Items from a dataset:
+---+
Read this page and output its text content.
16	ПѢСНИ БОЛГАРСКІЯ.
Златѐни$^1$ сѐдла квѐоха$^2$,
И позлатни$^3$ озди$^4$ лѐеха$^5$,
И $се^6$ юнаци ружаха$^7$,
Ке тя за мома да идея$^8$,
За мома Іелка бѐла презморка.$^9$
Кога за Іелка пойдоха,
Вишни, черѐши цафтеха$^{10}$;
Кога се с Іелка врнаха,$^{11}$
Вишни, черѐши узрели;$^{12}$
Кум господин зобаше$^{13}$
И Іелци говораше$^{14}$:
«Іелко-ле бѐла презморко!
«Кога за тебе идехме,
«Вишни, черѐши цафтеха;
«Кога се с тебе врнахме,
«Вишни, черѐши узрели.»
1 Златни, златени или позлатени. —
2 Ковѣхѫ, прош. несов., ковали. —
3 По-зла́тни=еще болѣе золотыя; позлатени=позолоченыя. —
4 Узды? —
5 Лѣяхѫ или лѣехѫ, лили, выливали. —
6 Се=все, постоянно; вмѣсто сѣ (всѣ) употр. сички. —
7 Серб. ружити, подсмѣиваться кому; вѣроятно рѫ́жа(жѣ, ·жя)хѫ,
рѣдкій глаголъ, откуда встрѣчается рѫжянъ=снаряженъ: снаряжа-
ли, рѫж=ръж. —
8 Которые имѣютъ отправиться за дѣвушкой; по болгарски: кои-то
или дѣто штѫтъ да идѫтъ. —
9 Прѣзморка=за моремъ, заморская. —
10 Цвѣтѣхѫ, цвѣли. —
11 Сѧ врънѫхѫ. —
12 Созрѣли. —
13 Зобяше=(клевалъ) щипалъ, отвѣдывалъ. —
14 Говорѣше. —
+---+
_Directions for this task_. In the listing, find all lines with the string "цафтеха" and copy them.

_Solved exercise_.
Вишни, черѐши цафтеха$^{10}$;
«Вишни, черѐши цафтеха;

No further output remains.